**Stated exercise:** Scan the lines below for the string "this" and copy every one that has it.

— Begin Dataset excerpts —

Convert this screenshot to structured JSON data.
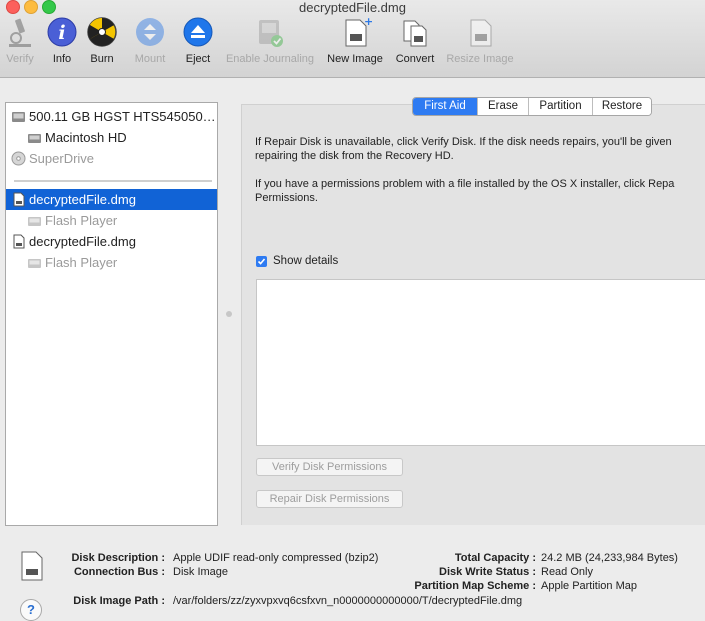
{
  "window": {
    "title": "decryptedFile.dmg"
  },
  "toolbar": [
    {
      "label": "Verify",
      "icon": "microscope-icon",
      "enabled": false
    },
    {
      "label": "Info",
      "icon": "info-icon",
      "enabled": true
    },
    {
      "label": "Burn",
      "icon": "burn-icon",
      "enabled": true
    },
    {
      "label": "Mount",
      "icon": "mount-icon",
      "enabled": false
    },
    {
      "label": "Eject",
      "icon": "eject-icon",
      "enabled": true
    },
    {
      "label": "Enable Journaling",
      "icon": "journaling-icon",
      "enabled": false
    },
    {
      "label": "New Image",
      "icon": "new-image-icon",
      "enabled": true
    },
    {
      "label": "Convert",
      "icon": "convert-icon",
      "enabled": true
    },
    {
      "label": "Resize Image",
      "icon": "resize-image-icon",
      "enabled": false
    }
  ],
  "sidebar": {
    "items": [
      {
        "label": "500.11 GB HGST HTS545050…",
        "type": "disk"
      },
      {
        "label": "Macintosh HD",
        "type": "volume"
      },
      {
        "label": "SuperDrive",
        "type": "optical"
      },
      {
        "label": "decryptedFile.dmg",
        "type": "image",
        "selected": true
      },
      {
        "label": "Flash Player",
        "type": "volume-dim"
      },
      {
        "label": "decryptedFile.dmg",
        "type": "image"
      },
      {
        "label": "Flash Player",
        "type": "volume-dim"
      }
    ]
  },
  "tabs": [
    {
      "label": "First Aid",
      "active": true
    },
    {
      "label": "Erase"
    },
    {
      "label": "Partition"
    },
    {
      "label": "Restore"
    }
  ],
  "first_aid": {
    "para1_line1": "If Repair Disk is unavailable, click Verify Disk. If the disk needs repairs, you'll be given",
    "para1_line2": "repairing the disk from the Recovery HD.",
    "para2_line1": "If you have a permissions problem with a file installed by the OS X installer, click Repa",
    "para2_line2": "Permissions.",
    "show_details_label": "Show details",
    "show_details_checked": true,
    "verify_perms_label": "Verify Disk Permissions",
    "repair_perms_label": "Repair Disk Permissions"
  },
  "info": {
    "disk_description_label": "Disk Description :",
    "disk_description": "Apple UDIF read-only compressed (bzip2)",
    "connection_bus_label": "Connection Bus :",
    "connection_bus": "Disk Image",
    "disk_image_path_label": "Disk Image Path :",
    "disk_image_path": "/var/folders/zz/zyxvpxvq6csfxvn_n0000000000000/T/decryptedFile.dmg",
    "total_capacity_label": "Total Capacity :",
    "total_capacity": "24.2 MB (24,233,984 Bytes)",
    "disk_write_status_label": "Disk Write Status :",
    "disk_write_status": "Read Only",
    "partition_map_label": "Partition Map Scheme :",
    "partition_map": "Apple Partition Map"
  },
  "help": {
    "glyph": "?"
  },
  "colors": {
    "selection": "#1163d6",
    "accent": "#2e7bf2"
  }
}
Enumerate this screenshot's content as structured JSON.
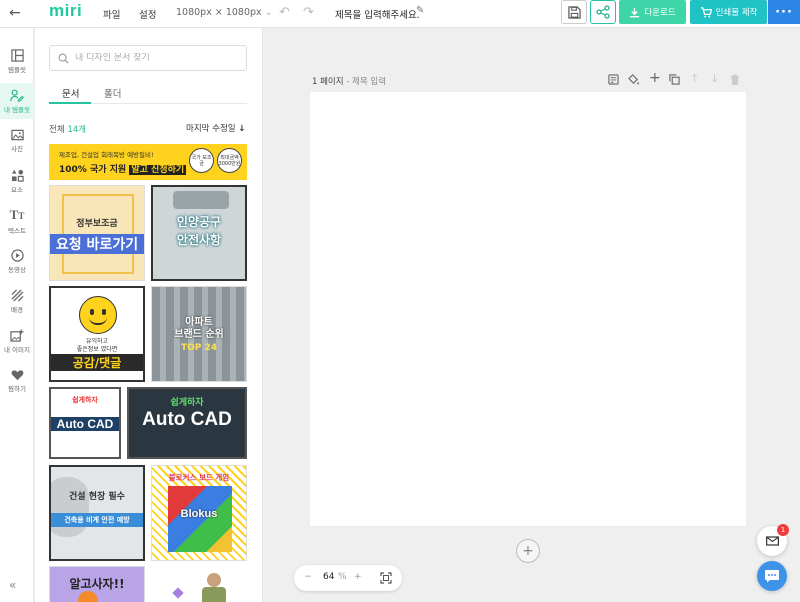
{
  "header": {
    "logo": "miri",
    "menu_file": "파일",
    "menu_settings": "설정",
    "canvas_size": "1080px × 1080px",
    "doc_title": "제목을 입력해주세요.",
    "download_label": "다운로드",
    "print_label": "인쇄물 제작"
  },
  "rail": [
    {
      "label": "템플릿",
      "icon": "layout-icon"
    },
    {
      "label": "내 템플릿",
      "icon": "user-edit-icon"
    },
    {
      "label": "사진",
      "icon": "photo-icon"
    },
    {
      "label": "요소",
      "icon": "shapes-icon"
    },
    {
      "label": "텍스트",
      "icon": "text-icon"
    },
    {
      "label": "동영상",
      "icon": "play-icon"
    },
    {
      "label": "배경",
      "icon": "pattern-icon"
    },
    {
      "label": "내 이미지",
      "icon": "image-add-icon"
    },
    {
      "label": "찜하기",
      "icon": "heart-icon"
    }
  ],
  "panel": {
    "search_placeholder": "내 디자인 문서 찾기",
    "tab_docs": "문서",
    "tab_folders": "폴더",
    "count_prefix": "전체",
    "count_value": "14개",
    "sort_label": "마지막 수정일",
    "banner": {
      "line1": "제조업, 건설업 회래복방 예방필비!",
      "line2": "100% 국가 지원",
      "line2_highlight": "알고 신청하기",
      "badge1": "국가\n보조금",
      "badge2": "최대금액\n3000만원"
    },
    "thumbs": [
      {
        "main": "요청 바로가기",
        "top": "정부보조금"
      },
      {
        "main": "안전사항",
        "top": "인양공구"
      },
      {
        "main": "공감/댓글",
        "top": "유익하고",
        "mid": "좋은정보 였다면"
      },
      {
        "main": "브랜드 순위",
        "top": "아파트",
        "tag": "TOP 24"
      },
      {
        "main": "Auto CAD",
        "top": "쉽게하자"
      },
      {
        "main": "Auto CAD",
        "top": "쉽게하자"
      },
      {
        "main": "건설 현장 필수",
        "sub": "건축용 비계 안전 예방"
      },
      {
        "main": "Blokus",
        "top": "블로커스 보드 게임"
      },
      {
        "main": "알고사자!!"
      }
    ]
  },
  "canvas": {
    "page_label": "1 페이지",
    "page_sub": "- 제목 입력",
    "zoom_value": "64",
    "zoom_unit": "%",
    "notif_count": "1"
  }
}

— End Dataset excerpts —

**Exercise solution:**
Convert this screenshot to structured JSON data.
Enumerate this screenshot's content as structured JSON.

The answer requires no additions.